## INPUT ROWS
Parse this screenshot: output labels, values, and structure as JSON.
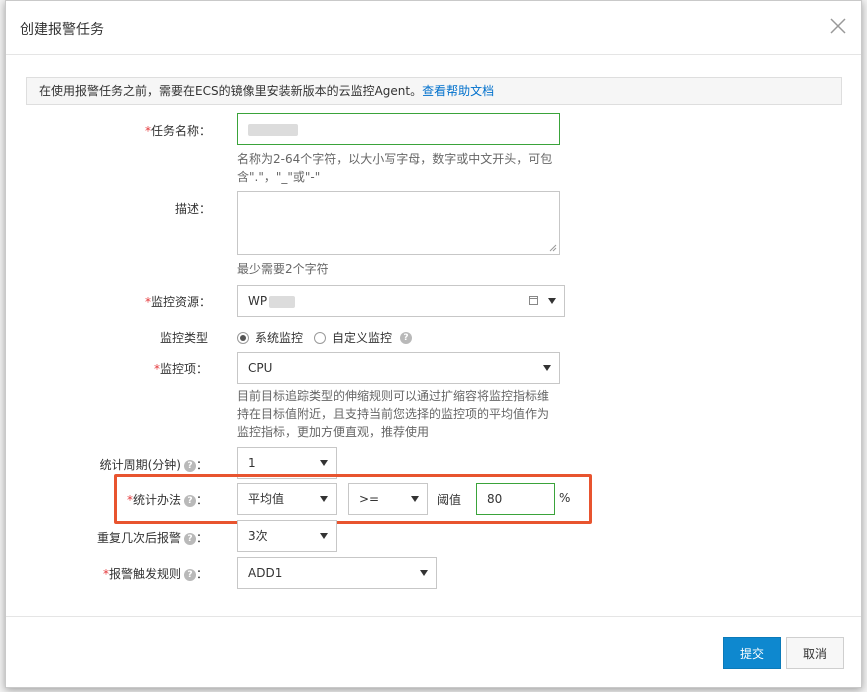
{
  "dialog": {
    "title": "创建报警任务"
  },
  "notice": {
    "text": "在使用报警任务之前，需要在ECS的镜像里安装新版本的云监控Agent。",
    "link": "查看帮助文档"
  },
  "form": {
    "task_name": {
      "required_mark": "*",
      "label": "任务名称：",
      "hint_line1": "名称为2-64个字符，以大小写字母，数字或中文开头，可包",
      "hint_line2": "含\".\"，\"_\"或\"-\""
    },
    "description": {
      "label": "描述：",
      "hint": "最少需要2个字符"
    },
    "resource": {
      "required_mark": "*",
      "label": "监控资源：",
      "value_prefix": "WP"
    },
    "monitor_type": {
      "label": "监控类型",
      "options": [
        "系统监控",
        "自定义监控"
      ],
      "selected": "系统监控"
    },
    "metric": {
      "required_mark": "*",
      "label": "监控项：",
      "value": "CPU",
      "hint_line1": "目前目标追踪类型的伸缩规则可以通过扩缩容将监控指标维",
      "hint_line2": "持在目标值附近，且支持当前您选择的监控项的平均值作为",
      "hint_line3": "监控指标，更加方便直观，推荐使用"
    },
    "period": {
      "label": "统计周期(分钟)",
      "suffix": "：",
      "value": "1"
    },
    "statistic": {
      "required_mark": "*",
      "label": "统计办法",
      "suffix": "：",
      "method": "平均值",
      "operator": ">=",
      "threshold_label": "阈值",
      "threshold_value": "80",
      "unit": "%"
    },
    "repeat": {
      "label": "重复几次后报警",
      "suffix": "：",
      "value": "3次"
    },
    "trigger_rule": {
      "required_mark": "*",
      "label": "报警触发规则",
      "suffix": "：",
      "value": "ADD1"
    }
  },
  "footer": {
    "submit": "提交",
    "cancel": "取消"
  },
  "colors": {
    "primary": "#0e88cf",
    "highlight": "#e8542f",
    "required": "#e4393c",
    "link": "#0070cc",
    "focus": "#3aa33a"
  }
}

## STATED GOAL
Leave out all images, then reproduce the entries above exactly.

## REPLY
Parse this screenshot: output labels, values, and structure as JSON.
{
  "dialog": {
    "title": "创建报警任务"
  },
  "notice": {
    "text": "在使用报警任务之前，需要在ECS的镜像里安装新版本的云监控Agent。",
    "link": "查看帮助文档"
  },
  "form": {
    "task_name": {
      "required_mark": "*",
      "label": "任务名称：",
      "hint_line1": "名称为2-64个字符，以大小写字母，数字或中文开头，可包",
      "hint_line2": "含\".\"，\"_\"或\"-\""
    },
    "description": {
      "label": "描述：",
      "hint": "最少需要2个字符"
    },
    "resource": {
      "required_mark": "*",
      "label": "监控资源：",
      "value_prefix": "WP"
    },
    "monitor_type": {
      "label": "监控类型",
      "options": [
        "系统监控",
        "自定义监控"
      ],
      "selected": "系统监控"
    },
    "metric": {
      "required_mark": "*",
      "label": "监控项：",
      "value": "CPU",
      "hint_line1": "目前目标追踪类型的伸缩规则可以通过扩缩容将监控指标维",
      "hint_line2": "持在目标值附近，且支持当前您选择的监控项的平均值作为",
      "hint_line3": "监控指标，更加方便直观，推荐使用"
    },
    "period": {
      "label": "统计周期(分钟)",
      "suffix": "：",
      "value": "1"
    },
    "statistic": {
      "required_mark": "*",
      "label": "统计办法",
      "suffix": "：",
      "method": "平均值",
      "operator": ">=",
      "threshold_label": "阈值",
      "threshold_value": "80",
      "unit": "%"
    },
    "repeat": {
      "label": "重复几次后报警",
      "suffix": "：",
      "value": "3次"
    },
    "trigger_rule": {
      "required_mark": "*",
      "label": "报警触发规则",
      "suffix": "：",
      "value": "ADD1"
    }
  },
  "footer": {
    "submit": "提交",
    "cancel": "取消"
  },
  "colors": {
    "primary": "#0e88cf",
    "highlight": "#e8542f",
    "required": "#e4393c",
    "link": "#0070cc",
    "focus": "#3aa33a"
  }
}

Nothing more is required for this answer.